◆ **Brief**
Copy every line of the data that contains the string "producto".

◆ **Listed records**
>> BEGIN

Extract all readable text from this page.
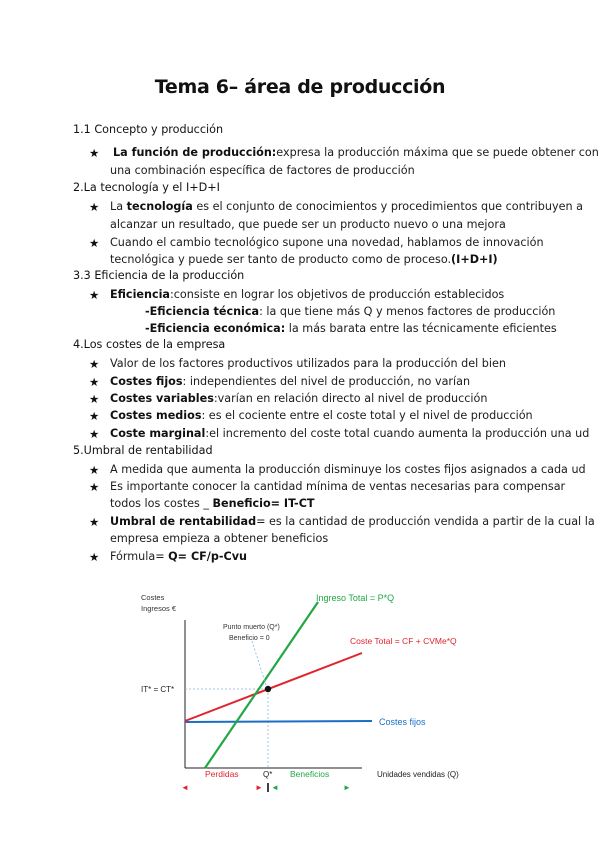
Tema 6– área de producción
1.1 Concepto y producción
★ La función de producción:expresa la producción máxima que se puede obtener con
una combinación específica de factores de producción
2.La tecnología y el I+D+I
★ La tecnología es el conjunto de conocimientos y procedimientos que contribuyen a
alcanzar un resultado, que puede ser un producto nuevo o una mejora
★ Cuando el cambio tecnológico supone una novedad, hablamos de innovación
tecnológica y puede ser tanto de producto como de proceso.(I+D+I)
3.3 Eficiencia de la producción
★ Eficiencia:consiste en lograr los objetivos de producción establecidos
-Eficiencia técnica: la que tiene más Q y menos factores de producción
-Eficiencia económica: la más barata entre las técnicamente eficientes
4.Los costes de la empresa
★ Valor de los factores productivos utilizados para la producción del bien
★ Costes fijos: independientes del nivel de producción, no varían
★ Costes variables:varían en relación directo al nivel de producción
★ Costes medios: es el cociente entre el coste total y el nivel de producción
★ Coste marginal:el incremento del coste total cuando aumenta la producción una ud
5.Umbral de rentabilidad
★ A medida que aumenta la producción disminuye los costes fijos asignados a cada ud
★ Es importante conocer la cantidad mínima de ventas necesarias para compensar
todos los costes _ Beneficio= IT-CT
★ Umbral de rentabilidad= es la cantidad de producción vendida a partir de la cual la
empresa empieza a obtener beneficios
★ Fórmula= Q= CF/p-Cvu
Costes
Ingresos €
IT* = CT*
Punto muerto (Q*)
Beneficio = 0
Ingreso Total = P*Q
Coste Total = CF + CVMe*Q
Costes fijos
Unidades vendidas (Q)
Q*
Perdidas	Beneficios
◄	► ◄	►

>> END
>> BEGIN

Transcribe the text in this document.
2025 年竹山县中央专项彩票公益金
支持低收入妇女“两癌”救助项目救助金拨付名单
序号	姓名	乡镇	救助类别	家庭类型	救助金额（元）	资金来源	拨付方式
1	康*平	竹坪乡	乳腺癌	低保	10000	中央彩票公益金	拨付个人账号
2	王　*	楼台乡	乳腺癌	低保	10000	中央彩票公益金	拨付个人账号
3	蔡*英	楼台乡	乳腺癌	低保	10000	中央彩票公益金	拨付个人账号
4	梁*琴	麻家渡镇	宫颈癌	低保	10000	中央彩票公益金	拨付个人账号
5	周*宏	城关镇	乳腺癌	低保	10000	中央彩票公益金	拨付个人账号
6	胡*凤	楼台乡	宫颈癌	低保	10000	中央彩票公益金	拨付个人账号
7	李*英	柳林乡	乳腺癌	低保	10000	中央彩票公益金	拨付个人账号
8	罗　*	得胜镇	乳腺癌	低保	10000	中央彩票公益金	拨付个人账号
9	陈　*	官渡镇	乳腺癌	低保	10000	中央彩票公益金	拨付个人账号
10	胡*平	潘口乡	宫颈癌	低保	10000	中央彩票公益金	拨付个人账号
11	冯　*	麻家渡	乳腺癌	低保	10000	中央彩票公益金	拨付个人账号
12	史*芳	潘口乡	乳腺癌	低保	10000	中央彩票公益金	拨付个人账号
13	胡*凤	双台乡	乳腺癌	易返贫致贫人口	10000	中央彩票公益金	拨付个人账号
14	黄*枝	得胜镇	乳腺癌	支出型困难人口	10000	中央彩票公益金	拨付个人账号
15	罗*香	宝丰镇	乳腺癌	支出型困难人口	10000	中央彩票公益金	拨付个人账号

>> END

◆ **Task solution**
alcanzar un resultado, que puede ser un producto nuevo o una mejora
tecnológica y puede ser tanto de producto como de proceso.(I+D+I)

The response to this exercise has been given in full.